Information given =>
···
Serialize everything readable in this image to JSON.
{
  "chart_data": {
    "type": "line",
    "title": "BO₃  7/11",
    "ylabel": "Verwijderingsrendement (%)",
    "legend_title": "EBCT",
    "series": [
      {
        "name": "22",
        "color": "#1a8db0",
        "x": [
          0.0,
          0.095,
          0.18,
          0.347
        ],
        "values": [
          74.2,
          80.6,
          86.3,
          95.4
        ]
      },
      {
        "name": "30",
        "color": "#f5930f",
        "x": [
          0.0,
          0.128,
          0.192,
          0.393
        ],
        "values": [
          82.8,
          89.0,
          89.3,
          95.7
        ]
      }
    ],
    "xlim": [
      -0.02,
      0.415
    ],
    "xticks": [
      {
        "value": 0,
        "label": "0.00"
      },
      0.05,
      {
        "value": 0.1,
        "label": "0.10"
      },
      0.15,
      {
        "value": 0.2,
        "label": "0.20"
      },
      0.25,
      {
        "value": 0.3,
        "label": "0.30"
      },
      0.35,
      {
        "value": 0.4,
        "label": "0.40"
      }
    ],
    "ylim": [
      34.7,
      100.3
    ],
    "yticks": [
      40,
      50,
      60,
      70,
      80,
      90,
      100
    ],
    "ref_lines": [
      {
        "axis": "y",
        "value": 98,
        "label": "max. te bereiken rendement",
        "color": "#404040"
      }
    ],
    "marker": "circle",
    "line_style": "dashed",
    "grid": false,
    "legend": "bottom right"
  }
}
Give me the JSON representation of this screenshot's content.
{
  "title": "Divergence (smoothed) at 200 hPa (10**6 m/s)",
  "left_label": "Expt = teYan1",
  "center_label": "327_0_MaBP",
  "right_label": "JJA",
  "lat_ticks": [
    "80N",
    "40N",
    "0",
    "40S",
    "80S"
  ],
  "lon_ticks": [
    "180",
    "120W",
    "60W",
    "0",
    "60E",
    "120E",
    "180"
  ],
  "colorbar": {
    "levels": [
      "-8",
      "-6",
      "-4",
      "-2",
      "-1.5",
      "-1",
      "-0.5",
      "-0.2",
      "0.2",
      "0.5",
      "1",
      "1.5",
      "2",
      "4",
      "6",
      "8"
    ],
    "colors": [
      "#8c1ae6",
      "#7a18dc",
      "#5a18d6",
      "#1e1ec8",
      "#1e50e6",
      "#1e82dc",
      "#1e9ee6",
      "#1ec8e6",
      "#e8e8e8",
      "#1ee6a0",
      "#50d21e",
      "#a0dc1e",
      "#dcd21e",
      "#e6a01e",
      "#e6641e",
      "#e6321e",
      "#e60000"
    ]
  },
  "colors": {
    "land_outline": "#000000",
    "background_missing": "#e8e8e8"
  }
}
···
What you have to do => Repeat, without change, each line of the data above from the one that contains "Give me the" through the final line, counting both.

Response to this exercise =>
Give me the JSON representation of this screenshot's content.
{
  "title": "Divergence (smoothed) at 200 hPa (10**6 m/s)",
  "left_label": "Expt = teYan1",
  "center_label": "327_0_MaBP",
  "right_label": "JJA",
  "lat_ticks": [
    "80N",
    "40N",
    "0",
    "40S",
    "80S"
  ],
  "lon_ticks": [
    "180",
    "120W",
    "60W",
    "0",
    "60E",
    "120E",
    "180"
  ],
  "colorbar": {
    "levels": [
      "-8",
      "-6",
      "-4",
      "-2",
      "-1.5",
      "-1",
      "-0.5",
      "-0.2",
      "0.2",
      "0.5",
      "1",
      "1.5",
      "2",
      "4",
      "6",
      "8"
    ],
    "colors": [
      "#8c1ae6",
      "#7a18dc",
      "#5a18d6",
      "#1e1ec8",
      "#1e50e6",
      "#1e82dc",
      "#1e9ee6",
      "#1ec8e6",
      "#e8e8e8",
      "#1ee6a0",
      "#50d21e",
      "#a0dc1e",
      "#dcd21e",
      "#e6a01e",
      "#e6641e",
      "#e6321e",
      "#e60000"
    ]
  },
  "colors": {
    "land_outline": "#000000",
    "background_missing": "#e8e8e8"
  }
}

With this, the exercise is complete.